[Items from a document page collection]
....

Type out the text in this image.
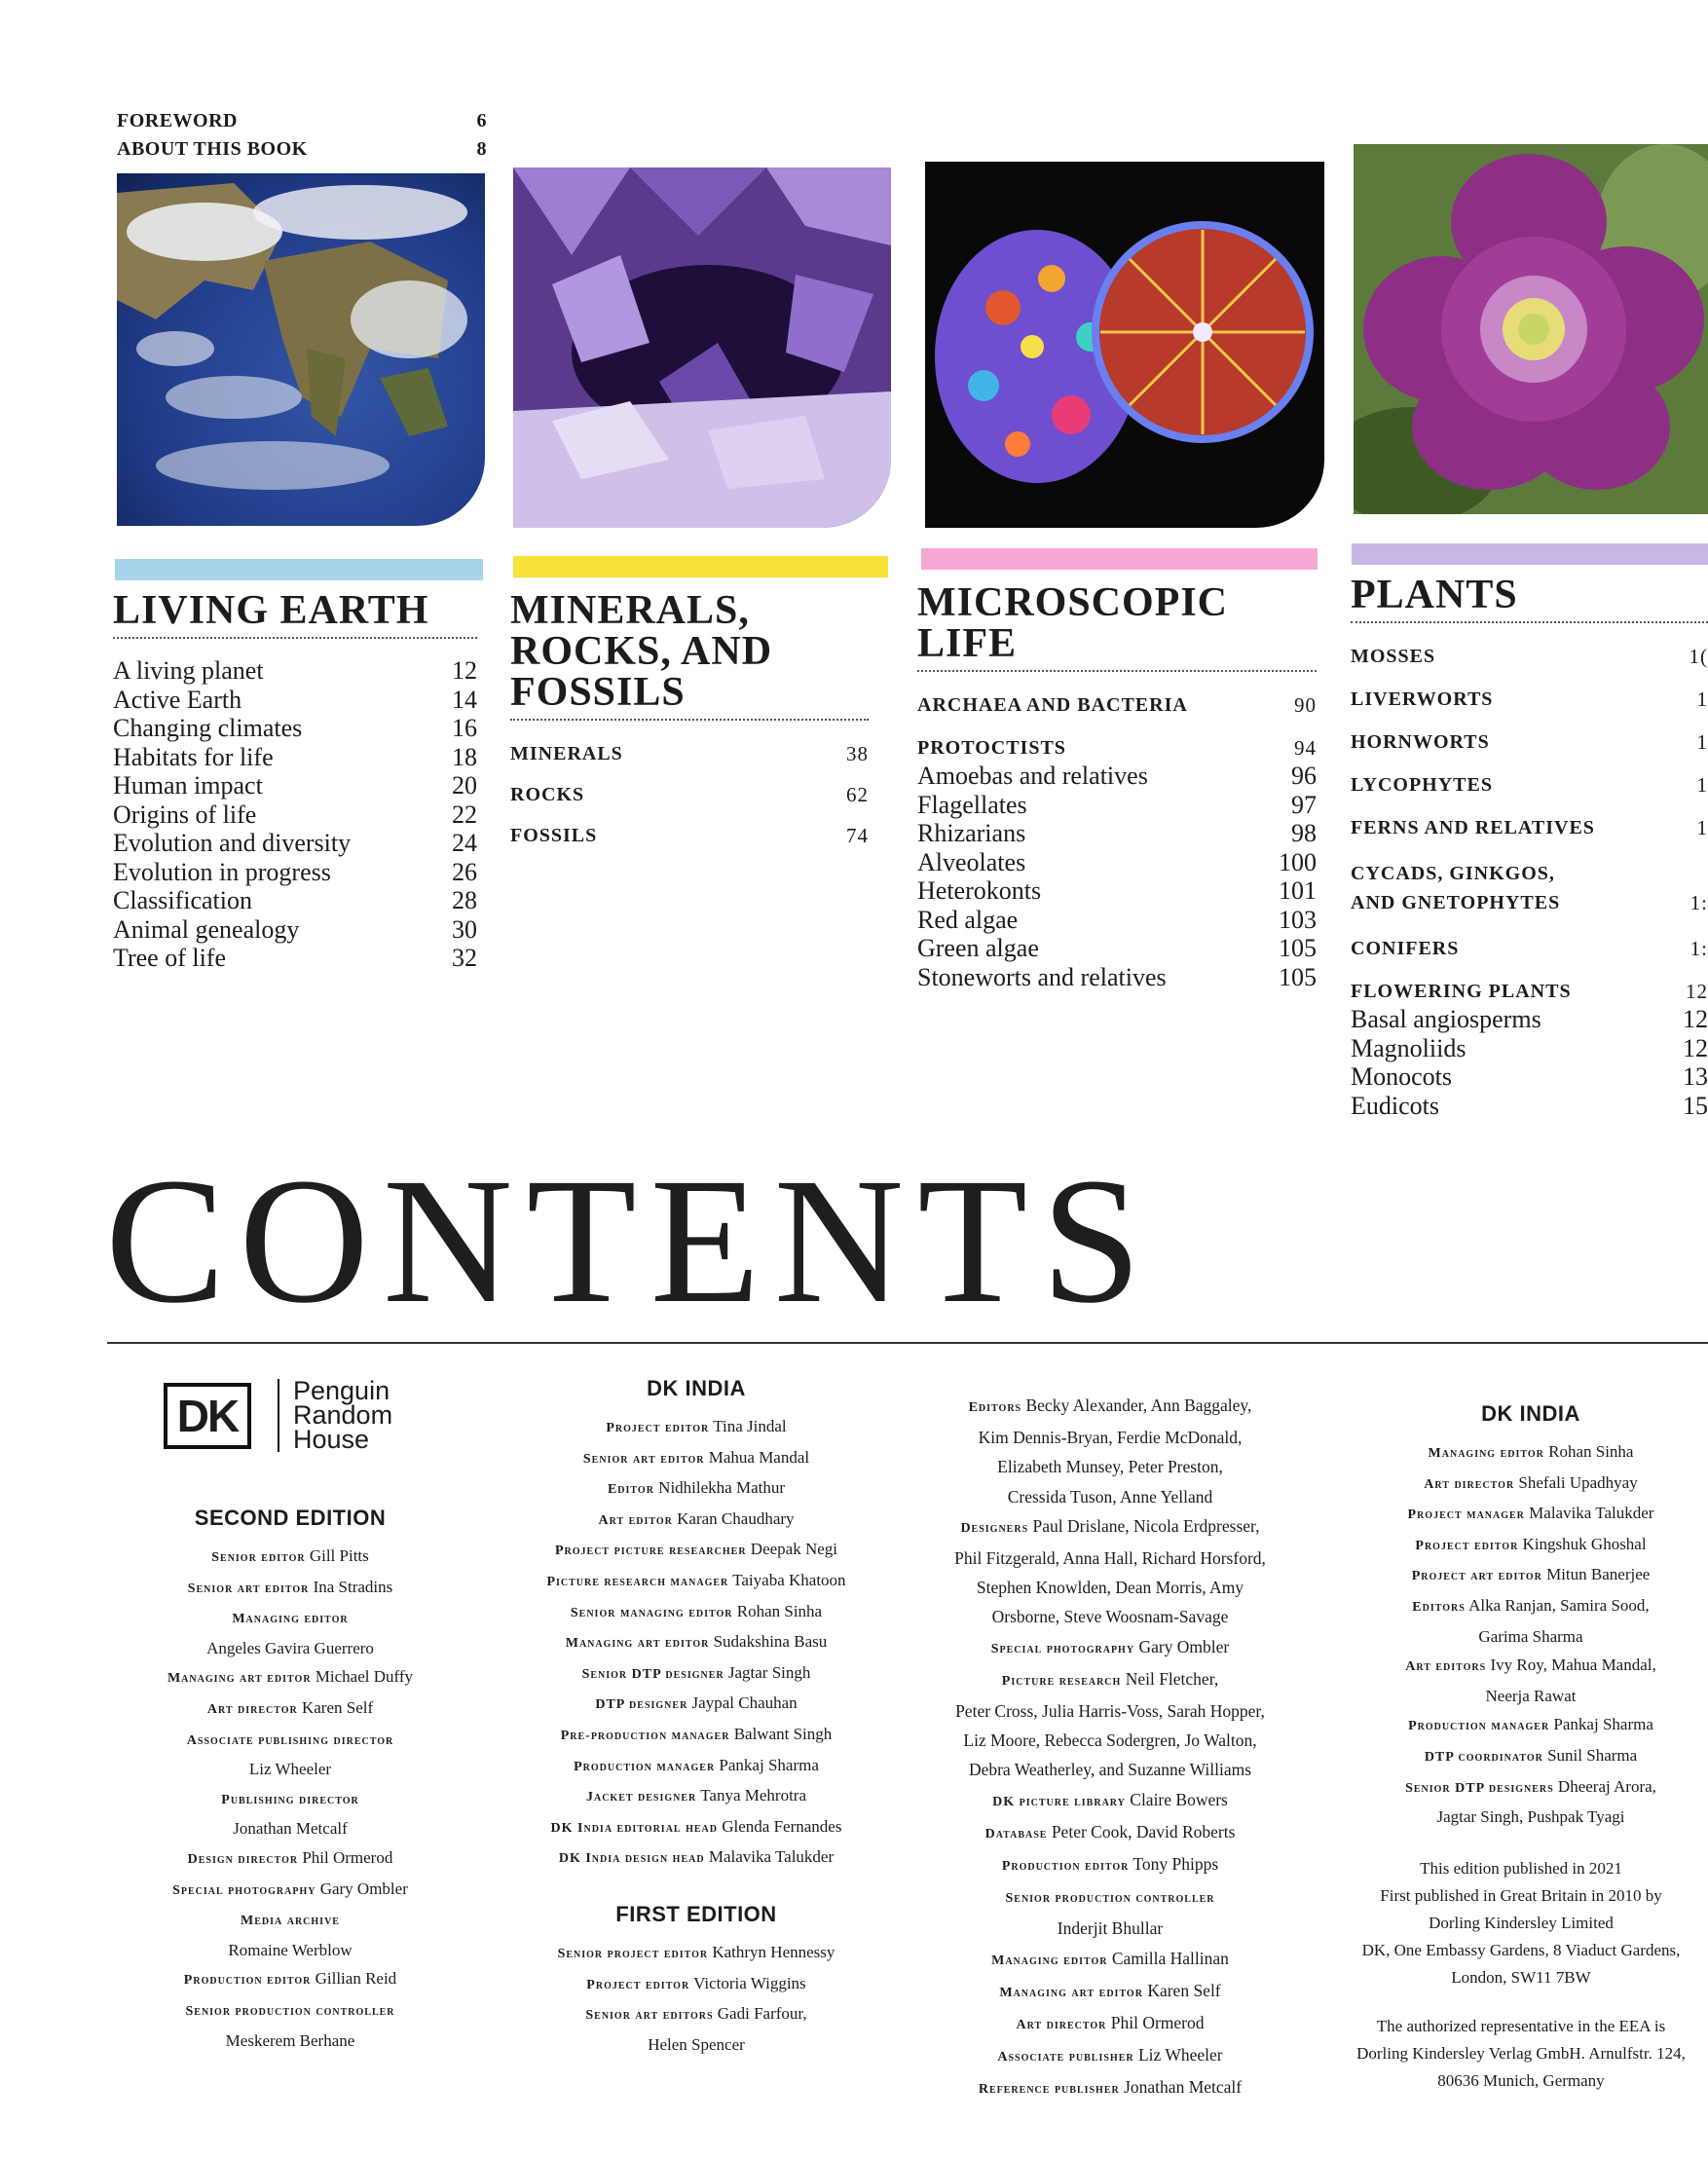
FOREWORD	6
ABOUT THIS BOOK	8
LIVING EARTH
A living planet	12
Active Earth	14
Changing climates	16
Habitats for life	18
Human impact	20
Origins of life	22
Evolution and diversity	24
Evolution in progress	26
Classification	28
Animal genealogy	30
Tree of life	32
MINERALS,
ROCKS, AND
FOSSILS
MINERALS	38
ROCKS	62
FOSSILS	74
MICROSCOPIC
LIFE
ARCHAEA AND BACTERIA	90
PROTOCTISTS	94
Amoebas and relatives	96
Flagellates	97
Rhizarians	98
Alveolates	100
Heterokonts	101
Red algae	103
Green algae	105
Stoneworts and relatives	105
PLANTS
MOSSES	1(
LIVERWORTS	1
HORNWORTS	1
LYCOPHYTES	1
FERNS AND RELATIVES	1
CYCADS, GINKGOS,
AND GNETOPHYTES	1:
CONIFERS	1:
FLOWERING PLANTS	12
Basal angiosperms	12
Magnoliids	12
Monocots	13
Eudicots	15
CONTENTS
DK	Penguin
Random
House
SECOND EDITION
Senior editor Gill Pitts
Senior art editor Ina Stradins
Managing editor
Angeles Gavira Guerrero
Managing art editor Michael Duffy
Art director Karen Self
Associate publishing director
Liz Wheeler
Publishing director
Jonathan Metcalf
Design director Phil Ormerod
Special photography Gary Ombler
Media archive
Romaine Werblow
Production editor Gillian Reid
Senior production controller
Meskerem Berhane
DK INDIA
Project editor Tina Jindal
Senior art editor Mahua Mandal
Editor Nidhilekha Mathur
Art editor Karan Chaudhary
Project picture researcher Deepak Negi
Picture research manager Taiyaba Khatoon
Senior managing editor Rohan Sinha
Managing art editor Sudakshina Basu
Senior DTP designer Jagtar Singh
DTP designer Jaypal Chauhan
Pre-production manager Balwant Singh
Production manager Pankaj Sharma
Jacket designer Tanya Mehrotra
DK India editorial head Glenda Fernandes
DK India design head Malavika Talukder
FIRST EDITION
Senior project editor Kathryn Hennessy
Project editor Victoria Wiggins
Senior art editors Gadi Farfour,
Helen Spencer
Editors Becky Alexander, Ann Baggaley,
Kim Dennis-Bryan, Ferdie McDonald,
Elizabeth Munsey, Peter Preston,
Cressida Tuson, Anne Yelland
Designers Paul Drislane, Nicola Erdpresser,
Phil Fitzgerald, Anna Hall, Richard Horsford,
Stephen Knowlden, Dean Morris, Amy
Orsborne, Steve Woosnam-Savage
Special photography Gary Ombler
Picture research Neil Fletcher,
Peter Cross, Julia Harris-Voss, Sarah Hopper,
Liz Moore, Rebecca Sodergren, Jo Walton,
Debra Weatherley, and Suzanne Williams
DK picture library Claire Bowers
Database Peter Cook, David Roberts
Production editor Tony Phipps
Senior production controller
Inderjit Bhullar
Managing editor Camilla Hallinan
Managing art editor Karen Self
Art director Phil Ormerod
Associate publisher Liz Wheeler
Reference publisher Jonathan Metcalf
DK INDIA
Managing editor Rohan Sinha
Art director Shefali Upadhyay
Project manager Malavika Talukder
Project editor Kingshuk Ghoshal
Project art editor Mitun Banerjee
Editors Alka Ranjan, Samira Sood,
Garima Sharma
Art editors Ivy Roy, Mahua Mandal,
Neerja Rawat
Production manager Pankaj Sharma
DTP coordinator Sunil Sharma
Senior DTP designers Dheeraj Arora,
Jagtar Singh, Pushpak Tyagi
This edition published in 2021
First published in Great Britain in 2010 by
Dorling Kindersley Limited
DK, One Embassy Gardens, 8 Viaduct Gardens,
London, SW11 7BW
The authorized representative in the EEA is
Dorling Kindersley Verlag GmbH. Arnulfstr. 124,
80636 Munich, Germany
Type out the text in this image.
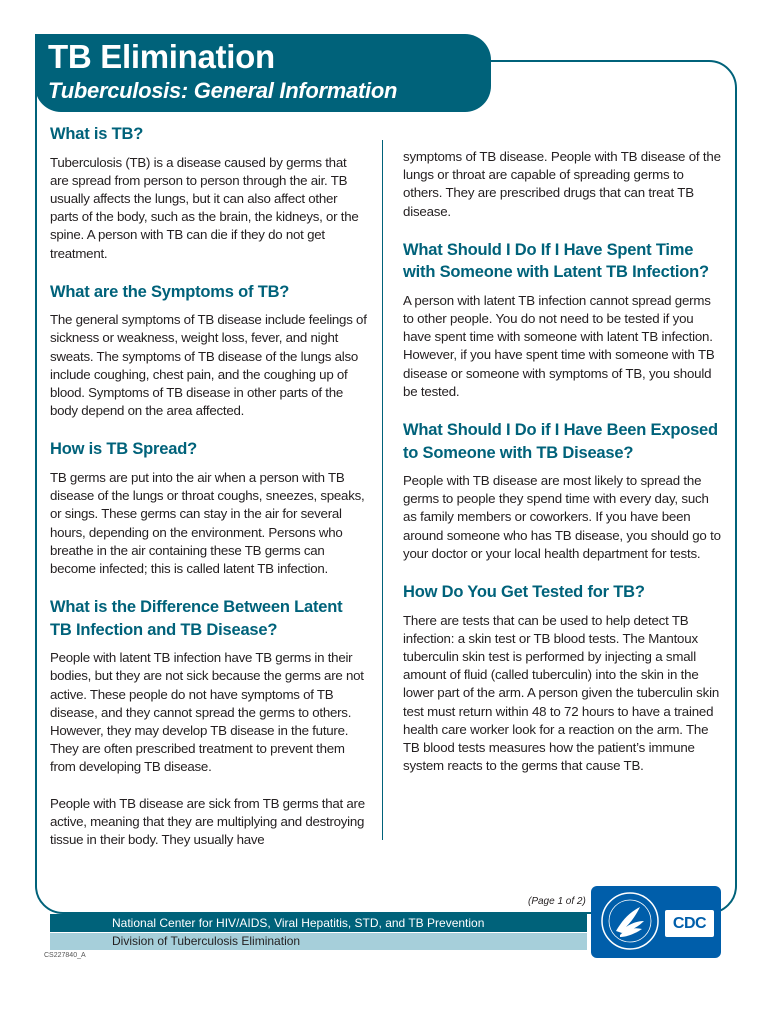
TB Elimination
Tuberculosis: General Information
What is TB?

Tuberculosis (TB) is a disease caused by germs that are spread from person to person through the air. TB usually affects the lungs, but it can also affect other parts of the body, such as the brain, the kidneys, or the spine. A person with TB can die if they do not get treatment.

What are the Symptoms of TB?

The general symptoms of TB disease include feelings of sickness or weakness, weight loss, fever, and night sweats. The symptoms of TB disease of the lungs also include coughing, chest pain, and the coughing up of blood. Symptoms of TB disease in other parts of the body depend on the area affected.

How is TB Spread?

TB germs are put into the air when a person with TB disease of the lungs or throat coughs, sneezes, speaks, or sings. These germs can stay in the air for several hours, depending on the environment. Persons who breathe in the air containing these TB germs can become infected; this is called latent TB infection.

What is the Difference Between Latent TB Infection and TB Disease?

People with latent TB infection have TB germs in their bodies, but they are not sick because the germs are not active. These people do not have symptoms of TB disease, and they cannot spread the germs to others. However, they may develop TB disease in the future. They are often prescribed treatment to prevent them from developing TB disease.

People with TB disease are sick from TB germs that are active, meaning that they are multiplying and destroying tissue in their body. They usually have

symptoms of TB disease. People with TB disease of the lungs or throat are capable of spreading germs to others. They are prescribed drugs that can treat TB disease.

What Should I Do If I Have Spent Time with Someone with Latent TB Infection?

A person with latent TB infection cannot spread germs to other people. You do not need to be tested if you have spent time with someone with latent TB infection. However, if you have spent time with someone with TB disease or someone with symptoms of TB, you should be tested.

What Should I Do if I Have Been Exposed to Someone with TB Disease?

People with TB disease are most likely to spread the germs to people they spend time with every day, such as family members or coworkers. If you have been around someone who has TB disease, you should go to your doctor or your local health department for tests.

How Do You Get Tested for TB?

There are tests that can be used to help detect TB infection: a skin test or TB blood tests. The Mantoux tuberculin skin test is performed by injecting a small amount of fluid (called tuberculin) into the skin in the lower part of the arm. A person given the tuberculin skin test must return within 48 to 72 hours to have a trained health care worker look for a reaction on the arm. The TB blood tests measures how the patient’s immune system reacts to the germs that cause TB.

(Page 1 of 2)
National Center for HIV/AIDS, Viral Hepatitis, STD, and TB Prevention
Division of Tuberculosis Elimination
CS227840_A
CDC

....

— Work request —
Once the pictures are set aside, repeat the data above exactly.

— Exercise answer —
Type out the text in this image.
FOREWORD	6
ABOUT THIS BOOK	8
LIVING EARTH
A living planet	12
Active Earth	14
Changing climates	16
Habitats for life	18
Human impact	20
Origins of life	22
Evolution and diversity	24
Evolution in progress	26
Classification	28
Animal genealogy	30
Tree of life	32
MINERALS,
ROCKS, AND
FOSSILS
MINERALS	38
ROCKS	62
FOSSILS	74
MICROSCOPIC
LIFE
ARCHAEA AND BACTERIA	90
PROTOCTISTS	94
Amoebas and relatives	96
Flagellates	97
Rhizarians	98
Alveolates	100
Heterokonts	101
Red algae	103
Green algae	105
Stoneworts and relatives	105
PLANTS
MOSSES	1(
LIVERWORTS	1
HORNWORTS	1
LYCOPHYTES	1
FERNS AND RELATIVES	1
CYCADS, GINKGOS,
AND GNETOPHYTES	1:
CONIFERS	1:
FLOWERING PLANTS	12
Basal angiosperms	12
Magnoliids	12
Monocots	13
Eudicots	15
CONTENTS
DK	Penguin
Random
House
SECOND EDITION
Senior editor Gill Pitts
Senior art editor Ina Stradins
Managing editor
Angeles Gavira Guerrero
Managing art editor Michael Duffy
Art director Karen Self
Associate publishing director
Liz Wheeler
Publishing director
Jonathan Metcalf
Design director Phil Ormerod
Special photography Gary Ombler
Media archive
Romaine Werblow
Production editor Gillian Reid
Senior production controller
Meskerem Berhane
DK INDIA
Project editor Tina Jindal
Senior art editor Mahua Mandal
Editor Nidhilekha Mathur
Art editor Karan Chaudhary
Project picture researcher Deepak Negi
Picture research manager Taiyaba Khatoon
Senior managing editor Rohan Sinha
Managing art editor Sudakshina Basu
Senior DTP designer Jagtar Singh
DTP designer Jaypal Chauhan
Pre-production manager Balwant Singh
Production manager Pankaj Sharma
Jacket designer Tanya Mehrotra
DK India editorial head Glenda Fernandes
DK India design head Malavika Talukder
FIRST EDITION
Senior project editor Kathryn Hennessy
Project editor Victoria Wiggins
Senior art editors Gadi Farfour,
Helen Spencer
Editors Becky Alexander, Ann Baggaley,
Kim Dennis-Bryan, Ferdie McDonald,
Elizabeth Munsey, Peter Preston,
Cressida Tuson, Anne Yelland
Designers Paul Drislane, Nicola Erdpresser,
Phil Fitzgerald, Anna Hall, Richard Horsford,
Stephen Knowlden, Dean Morris, Amy
Orsborne, Steve Woosnam-Savage
Special photography Gary Ombler
Picture research Neil Fletcher,
Peter Cross, Julia Harris-Voss, Sarah Hopper,
Liz Moore, Rebecca Sodergren, Jo Walton,
Debra Weatherley, and Suzanne Williams
DK picture library Claire Bowers
Database Peter Cook, David Roberts
Production editor Tony Phipps
Senior production controller
Inderjit Bhullar
Managing editor Camilla Hallinan
Managing art editor Karen Self
Art director Phil Ormerod
Associate publisher Liz Wheeler
Reference publisher Jonathan Metcalf
DK INDIA
Managing editor Rohan Sinha
Art director Shefali Upadhyay
Project manager Malavika Talukder
Project editor Kingshuk Ghoshal
Project art editor Mitun Banerjee
Editors Alka Ranjan, Samira Sood,
Garima Sharma
Art editors Ivy Roy, Mahua Mandal,
Neerja Rawat
Production manager Pankaj Sharma
DTP coordinator Sunil Sharma
Senior DTP designers Dheeraj Arora,
Jagtar Singh, Pushpak Tyagi
This edition published in 2021
First published in Great Britain in 2010 by
Dorling Kindersley Limited
DK, One Embassy Gardens, 8 Viaduct Gardens,
London, SW11 7BW
The authorized representative in the EEA is
Dorling Kindersley Verlag GmbH. Arnulfstr. 124,
80636 Munich, Germany
Type out the text in this image.
TB Elimination
Tuberculosis: General Information
What is TB?

Tuberculosis (TB) is a disease caused by germs that are spread from person to person through the air. TB usually affects the lungs, but it can also affect other parts of the body, such as the brain, the kidneys, or the spine. A person with TB can die if they do not get treatment.

What are the Symptoms of TB?

The general symptoms of TB disease include feelings of sickness or weakness, weight loss, fever, and night sweats. The symptoms of TB disease of the lungs also include coughing, chest pain, and the coughing up of blood. Symptoms of TB disease in other parts of the body depend on the area affected.

How is TB Spread?

TB germs are put into the air when a person with TB disease of the lungs or throat coughs, sneezes, speaks, or sings. These germs can stay in the air for several hours, depending on the environment. Persons who breathe in the air containing these TB germs can become infected; this is called latent TB infection.

What is the Difference Between Latent TB Infection and TB Disease?

People with latent TB infection have TB germs in their bodies, but they are not sick because the germs are not active. These people do not have symptoms of TB disease, and they cannot spread the germs to others. However, they may develop TB disease in the future. They are often prescribed treatment to prevent them from developing TB disease.

People with TB disease are sick from TB germs that are active, meaning that they are multiplying and destroying tissue in their body. They usually have

symptoms of TB disease. People with TB disease of the lungs or throat are capable of spreading germs to others. They are prescribed drugs that can treat TB disease.

What Should I Do If I Have Spent Time with Someone with Latent TB Infection?

A person with latent TB infection cannot spread germs to other people. You do not need to be tested if you have spent time with someone with latent TB infection. However, if you have spent time with someone with TB disease or someone with symptoms of TB, you should be tested.

What Should I Do if I Have Been Exposed to Someone with TB Disease?

People with TB disease are most likely to spread the germs to people they spend time with every day, such as family members or coworkers. If you have been around someone who has TB disease, you should go to your doctor or your local health department for tests.

How Do You Get Tested for TB?

There are tests that can be used to help detect TB infection: a skin test or TB blood tests. The Mantoux tuberculin skin test is performed by injecting a small amount of fluid (called tuberculin) into the skin in the lower part of the arm. A person given the tuberculin skin test must return within 48 to 72 hours to have a trained health care worker look for a reaction on the arm. The TB blood tests measures how the patient’s immune system reacts to the germs that cause TB.

(Page 1 of 2)
National Center for HIV/AIDS, Viral Hepatitis, STD, and TB Prevention
Division of Tuberculosis Elimination
CS227840_A
CDC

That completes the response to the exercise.